§ **Short task**: Quote every line below exactly and skip any picture.

§ **Task material**:
__________

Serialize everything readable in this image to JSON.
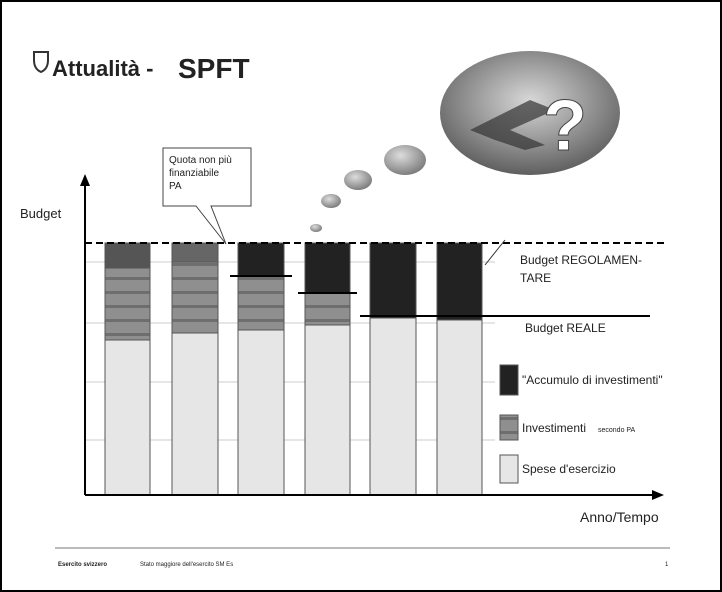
{
  "header": {
    "title_prefix": "Attualità -",
    "title_main": "SPFT"
  },
  "image_text": "?",
  "callout": {
    "lines": [
      "Quota non più",
      "finanziabile",
      "PA"
    ]
  },
  "axes": {
    "y_label": "Budget",
    "x_label": "Anno/Tempo"
  },
  "budget_lines": {
    "regulatory": [
      "Budget REGOLAMEN-",
      "TARE"
    ],
    "real": "Budget REALE"
  },
  "legend": {
    "accumulation": "\"Accumulo di investimenti\"",
    "investments": "Investimenti",
    "investments_note": "secondo PA",
    "operating": "Spese d'esercizio"
  },
  "footer": {
    "org": "Esercito svizzero",
    "unit": "Stato maggiore dell'esercito SM Es",
    "page": "1"
  }
}
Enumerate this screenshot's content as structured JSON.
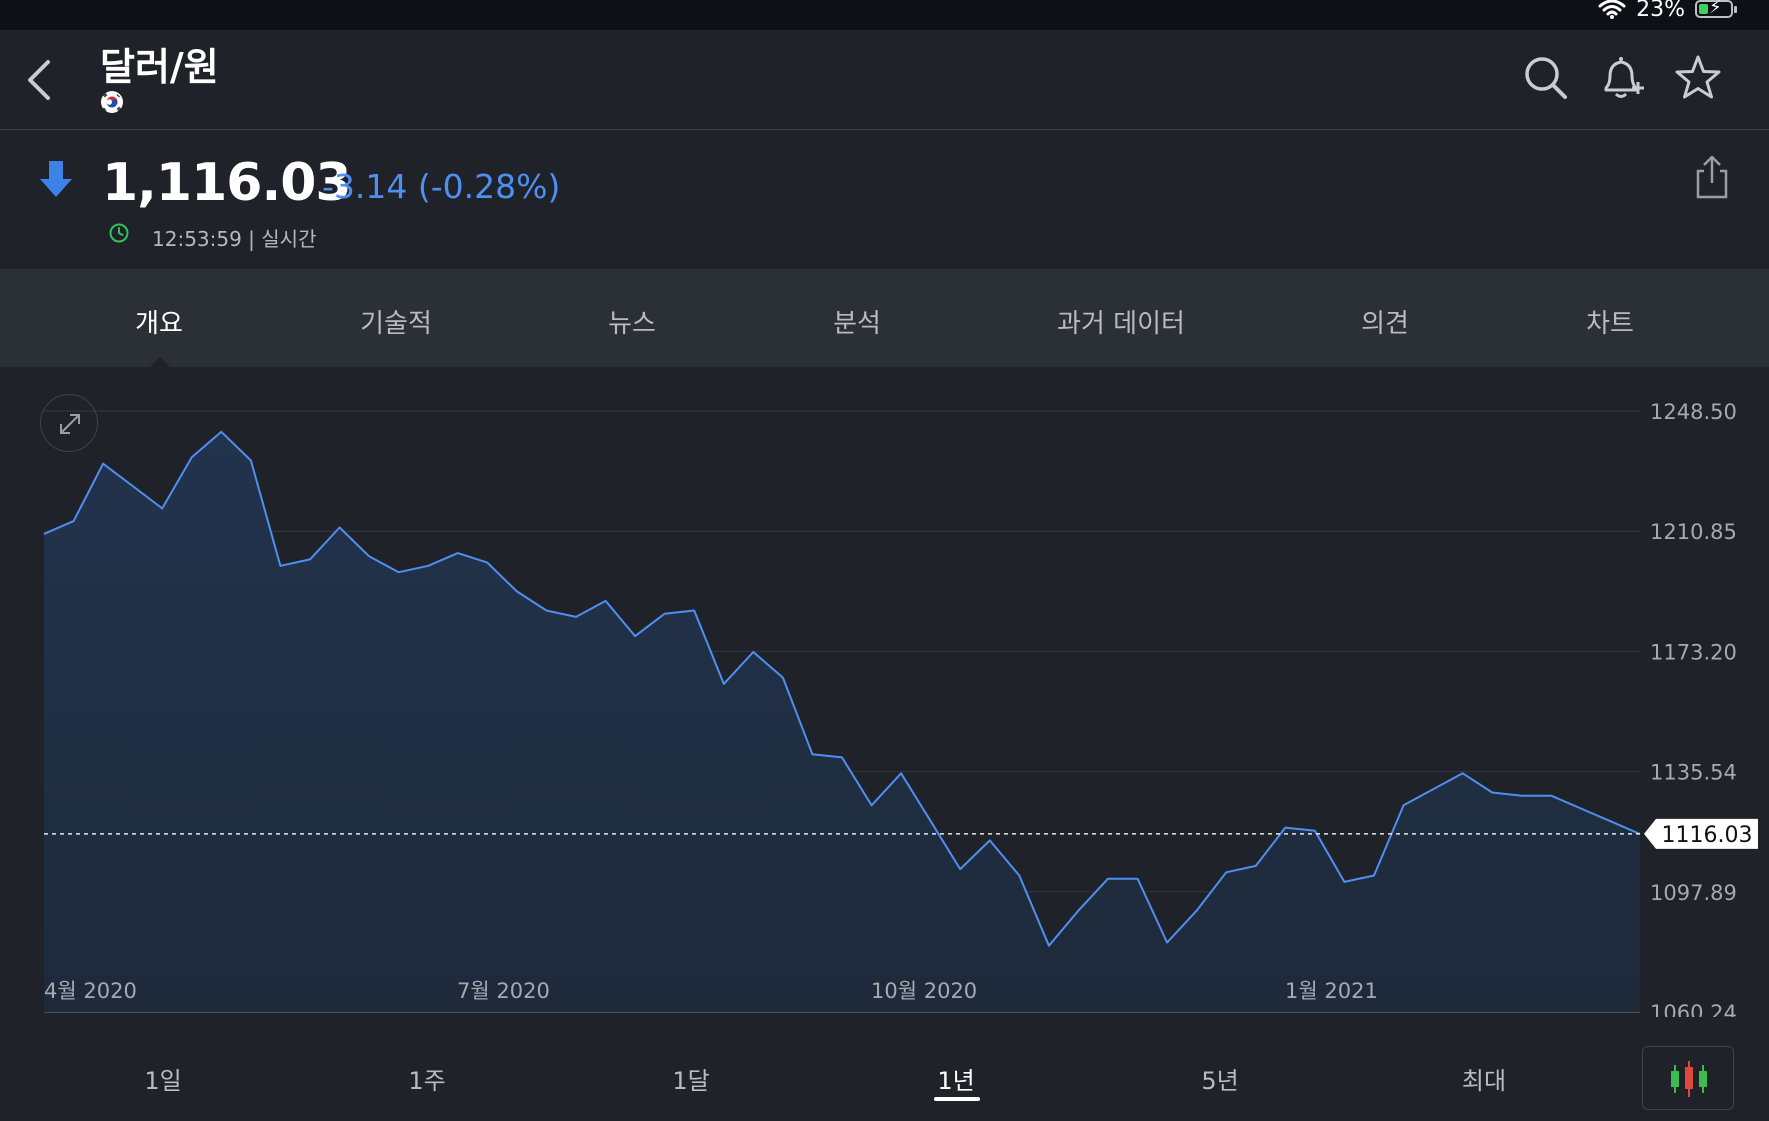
{
  "status": {
    "battery_text": "23%"
  },
  "header": {
    "title": "달러/원"
  },
  "quote": {
    "price": "1,116.03",
    "change": "-3.14 (-0.28%)",
    "time": "12:53:59 | 실시간"
  },
  "tabs": [
    {
      "label": "개요",
      "active": true
    },
    {
      "label": "기술적"
    },
    {
      "label": "뉴스"
    },
    {
      "label": "분석"
    },
    {
      "label": "과거 데이터"
    },
    {
      "label": "의견"
    },
    {
      "label": "차트"
    }
  ],
  "ranges": [
    {
      "label": "1일"
    },
    {
      "label": "1주"
    },
    {
      "label": "1달"
    },
    {
      "label": "1년",
      "active": true
    },
    {
      "label": "5년"
    },
    {
      "label": "최대"
    }
  ],
  "colors": {
    "line": "#4f8ff0",
    "down": "#3d82e6",
    "clock": "#35c05a",
    "candle_green": "#3dbb4f",
    "candle_red": "#e0483d"
  },
  "chart_data": {
    "type": "area",
    "y_ticks": [
      "1248.50",
      "1210.85",
      "1173.20",
      "1135.54",
      "1097.89",
      "1060.24"
    ],
    "ylim": [
      1060.24,
      1248.5
    ],
    "x_tick_labels": [
      "4월 2020",
      "7월 2020",
      "10월 2020",
      "1월 2021"
    ],
    "current_value": "1116.03",
    "reference_line": 1116.03,
    "series": [
      {
        "values": [
          1210,
          1214,
          1232,
          1225,
          1218,
          1234,
          1242,
          1233,
          1200,
          1202,
          1212,
          1203,
          1198,
          1200,
          1204,
          1201,
          1192,
          1186,
          1184,
          1189,
          1178,
          1185,
          1186,
          1163,
          1173,
          1165,
          1141,
          1140,
          1125,
          1135,
          1120,
          1105,
          1114,
          1103,
          1081,
          1092,
          1102,
          1102,
          1082,
          1092,
          1104,
          1106,
          1118,
          1117,
          1101,
          1103,
          1125,
          1130,
          1135,
          1129,
          1128,
          1128,
          1124,
          1120,
          1116
        ]
      }
    ]
  }
}
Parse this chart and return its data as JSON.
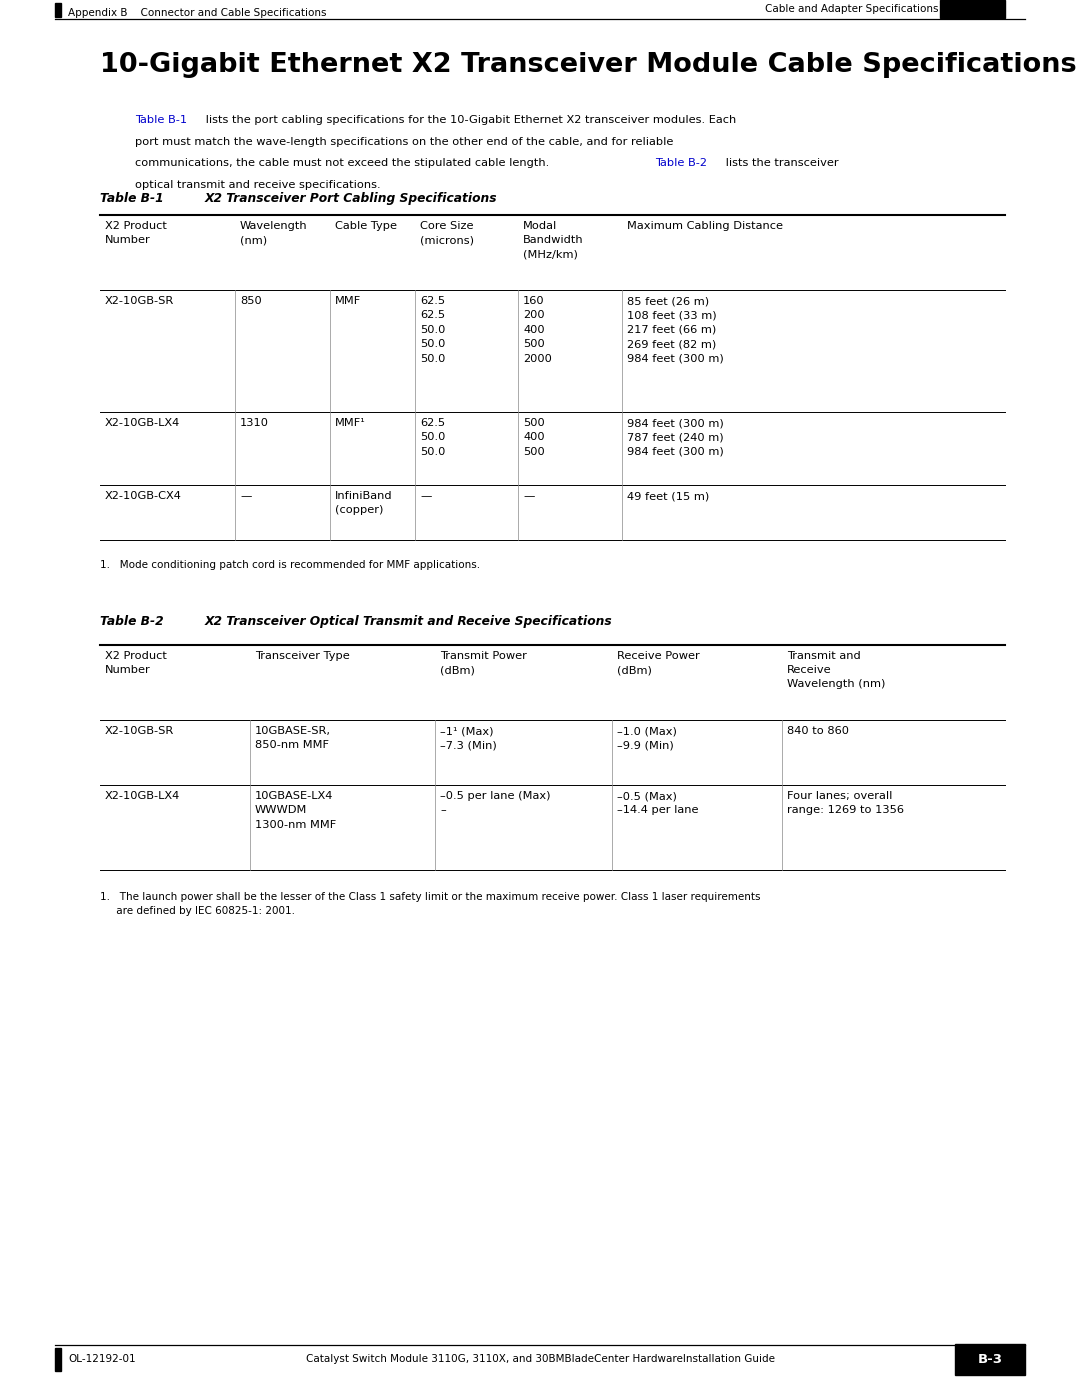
{
  "page_title": "10-Gigabit Ethernet X2 Transceiver Module Cable Specifications",
  "header_left": "Appendix B    Connector and Cable Specifications",
  "header_right": "Cable and Adapter Specifications",
  "footer_left": "OL-12192-01",
  "footer_center": "Catalyst Switch Module 3110G, 3110X, and 30BMBladeCenter Hardware⁠Installation Guide",
  "footer_right": "B-3",
  "body_text_parts": [
    {
      "text": "Table B-1",
      "color": "#0000cc"
    },
    {
      "text": " lists the port cabling specifications for the 10-Gigabit Ethernet X2 transceiver modules. Each\nport must match the wave-length specifications on the other end of the cable, and for reliable\ncommunications, the cable must not exceed the stipulated cable length. ",
      "color": "#000000"
    },
    {
      "text": "Table B-2",
      "color": "#0000cc"
    },
    {
      "text": " lists the transceiver\noptical transmit and receive specifications.",
      "color": "#000000"
    }
  ],
  "table1_title": "Table B-1",
  "table1_subtitle": "X2 Transceiver Port Cabling Specifications",
  "table1_col_headers": [
    "X2 Product\nNumber",
    "Wavelength\n(nm)",
    "Cable Type",
    "Core Size\n(microns)",
    "Modal\nBandwidth\n(MHz/km)",
    "Maximum Cabling Distance"
  ],
  "table1_rows": [
    [
      "X2-10GB-SR",
      "850",
      "MMF",
      "62.5\n62.5\n50.0\n50.0\n50.0",
      "160\n200\n400\n500\n2000",
      "85 feet (26 m)\n108 feet (33 m)\n217 feet (66 m)\n269 feet (82 m)\n984 feet (300 m)"
    ],
    [
      "X2-10GB-LX4",
      "1310",
      "MMF¹",
      "62.5\n50.0\n50.0",
      "500\n400\n500",
      "984 feet (300 m)\n787 feet (240 m)\n984 feet (300 m)"
    ],
    [
      "X2-10GB-CX4",
      "—",
      "InfiniBand\n(copper)",
      "—",
      "—",
      "49 feet (15 m)"
    ]
  ],
  "table1_footnote": "1.   Mode conditioning patch cord is recommended for MMF applications.",
  "table2_title": "Table B-2",
  "table2_subtitle": "X2 Transceiver Optical Transmit and Receive Specifications",
  "table2_col_headers": [
    "X2 Product\nNumber",
    "Transceiver Type",
    "Transmit Power\n(dBm)",
    "Receive Power\n(dBm)",
    "Transmit and\nReceive\nWavelength (nm)"
  ],
  "table2_rows": [
    [
      "X2-10GB-SR",
      "10GBASE-SR,\n850-nm MMF",
      "–1¹ (Max)\n–7.3 (Min)",
      "–1.0 (Max)\n–9.9 (Min)",
      "840 to 860"
    ],
    [
      "X2-10GB-LX4",
      "10GBASE-LX4\nWWWDM\n1300-nm MMF",
      "–0.5 per lane (Max)\n–",
      "–0.5 (Max)\n–14.4 per lane",
      "Four lanes; overall\nrange: 1269 to 1356"
    ]
  ],
  "table2_footnote": "1.   The launch power shall be the lesser of the Class 1 safety limit or the maximum receive power. Class 1 laser requirements\n     are defined by IEC 60825-1: 2001.",
  "bg_color": "#ffffff",
  "text_color": "#000000",
  "link_color": "#0000cc"
}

__________

§ **Answer to the task**:
Serialize everything readable in this image to JSON.
{
  "header": {
    "title_prefix": "Attualità -",
    "title_main": "SPFT"
  },
  "image_text": "?",
  "callout": {
    "lines": [
      "Quota non più",
      "finanziabile",
      "PA"
    ]
  },
  "axes": {
    "y_label": "Budget",
    "x_label": "Anno/Tempo"
  },
  "budget_lines": {
    "regulatory": [
      "Budget REGOLAMEN-",
      "TARE"
    ],
    "real": "Budget REALE"
  },
  "legend": {
    "accumulation": "\"Accumulo di investimenti\"",
    "investments": "Investimenti",
    "investments_note": "secondo PA",
    "operating": "Spese d'esercizio"
  },
  "footer": {
    "org": "Esercito svizzero",
    "unit": "Stato maggiore dell'esercito SM Es",
    "page": "1"
  }
}
Enumerate this screenshot's content as structured JSON.
{
  "status": {
    "battery_text": "23%"
  },
  "header": {
    "title": "달러/원"
  },
  "quote": {
    "price": "1,116.03",
    "change": "-3.14 (-0.28%)",
    "time": "12:53:59 | 실시간"
  },
  "tabs": [
    {
      "label": "개요",
      "active": true
    },
    {
      "label": "기술적"
    },
    {
      "label": "뉴스"
    },
    {
      "label": "분석"
    },
    {
      "label": "과거 데이터"
    },
    {
      "label": "의견"
    },
    {
      "label": "차트"
    }
  ],
  "ranges": [
    {
      "label": "1일"
    },
    {
      "label": "1주"
    },
    {
      "label": "1달"
    },
    {
      "label": "1년",
      "active": true
    },
    {
      "label": "5년"
    },
    {
      "label": "최대"
    }
  ],
  "colors": {
    "line": "#4f8ff0",
    "down": "#3d82e6",
    "clock": "#35c05a",
    "candle_green": "#3dbb4f",
    "candle_red": "#e0483d"
  },
  "chart_data": {
    "type": "area",
    "y_ticks": [
      "1248.50",
      "1210.85",
      "1173.20",
      "1135.54",
      "1097.89",
      "1060.24"
    ],
    "ylim": [
      1060.24,
      1248.5
    ],
    "x_tick_labels": [
      "4월 2020",
      "7월 2020",
      "10월 2020",
      "1월 2021"
    ],
    "current_value": "1116.03",
    "reference_line": 1116.03,
    "series": [
      {
        "values": [
          1210,
          1214,
          1232,
          1225,
          1218,
          1234,
          1242,
          1233,
          1200,
          1202,
          1212,
          1203,
          1198,
          1200,
          1204,
          1201,
          1192,
          1186,
          1184,
          1189,
          1178,
          1185,
          1186,
          1163,
          1173,
          1165,
          1141,
          1140,
          1125,
          1135,
          1120,
          1105,
          1114,
          1103,
          1081,
          1092,
          1102,
          1102,
          1082,
          1092,
          1104,
          1106,
          1118,
          1117,
          1101,
          1103,
          1125,
          1130,
          1135,
          1129,
          1128,
          1128,
          1124,
          1120,
          1116
        ]
      }
    ]
  }
}
Parse this chart and return its data as JSON.
{
  "page_title": "10-Gigabit Ethernet X2 Transceiver Module Cable Specifications",
  "header_left": "Appendix B    Connector and Cable Specifications",
  "header_right": "Cable and Adapter Specifications",
  "footer_left": "OL-12192-01",
  "footer_center": "Catalyst Switch Module 3110G, 3110X, and 30BMBladeCenter Hardware⁠Installation Guide",
  "footer_right": "B-3",
  "body_text_parts": [
    {
      "text": "Table B-1",
      "color": "#0000cc"
    },
    {
      "text": " lists the port cabling specifications for the 10-Gigabit Ethernet X2 transceiver modules. Each\nport must match the wave-length specifications on the other end of the cable, and for reliable\ncommunications, the cable must not exceed the stipulated cable length. ",
      "color": "#000000"
    },
    {
      "text": "Table B-2",
      "color": "#0000cc"
    },
    {
      "text": " lists the transceiver\noptical transmit and receive specifications.",
      "color": "#000000"
    }
  ],
  "table1_title": "Table B-1",
  "table1_subtitle": "X2 Transceiver Port Cabling Specifications",
  "table1_col_headers": [
    "X2 Product\nNumber",
    "Wavelength\n(nm)",
    "Cable Type",
    "Core Size\n(microns)",
    "Modal\nBandwidth\n(MHz/km)",
    "Maximum Cabling Distance"
  ],
  "table1_rows": [
    [
      "X2-10GB-SR",
      "850",
      "MMF",
      "62.5\n62.5\n50.0\n50.0\n50.0",
      "160\n200\n400\n500\n2000",
      "85 feet (26 m)\n108 feet (33 m)\n217 feet (66 m)\n269 feet (82 m)\n984 feet (300 m)"
    ],
    [
      "X2-10GB-LX4",
      "1310",
      "MMF¹",
      "62.5\n50.0\n50.0",
      "500\n400\n500",
      "984 feet (300 m)\n787 feet (240 m)\n984 feet (300 m)"
    ],
    [
      "X2-10GB-CX4",
      "—",
      "InfiniBand\n(copper)",
      "—",
      "—",
      "49 feet (15 m)"
    ]
  ],
  "table1_footnote": "1.   Mode conditioning patch cord is recommended for MMF applications.",
  "table2_title": "Table B-2",
  "table2_subtitle": "X2 Transceiver Optical Transmit and Receive Specifications",
  "table2_col_headers": [
    "X2 Product\nNumber",
    "Transceiver Type",
    "Transmit Power\n(dBm)",
    "Receive Power\n(dBm)",
    "Transmit and\nReceive\nWavelength (nm)"
  ],
  "table2_rows": [
    [
      "X2-10GB-SR",
      "10GBASE-SR,\n850-nm MMF",
      "–1¹ (Max)\n–7.3 (Min)",
      "–1.0 (Max)\n–9.9 (Min)",
      "840 to 860"
    ],
    [
      "X2-10GB-LX4",
      "10GBASE-LX4\nWWWDM\n1300-nm MMF",
      "–0.5 per lane (Max)\n–",
      "–0.5 (Max)\n–14.4 per lane",
      "Four lanes; overall\nrange: 1269 to 1356"
    ]
  ],
  "table2_footnote": "1.   The launch power shall be the lesser of the Class 1 safety limit or the maximum receive power. Class 1 laser requirements\n     are defined by IEC 60825-1: 2001.",
  "bg_color": "#ffffff",
  "text_color": "#000000",
  "link_color": "#0000cc"
}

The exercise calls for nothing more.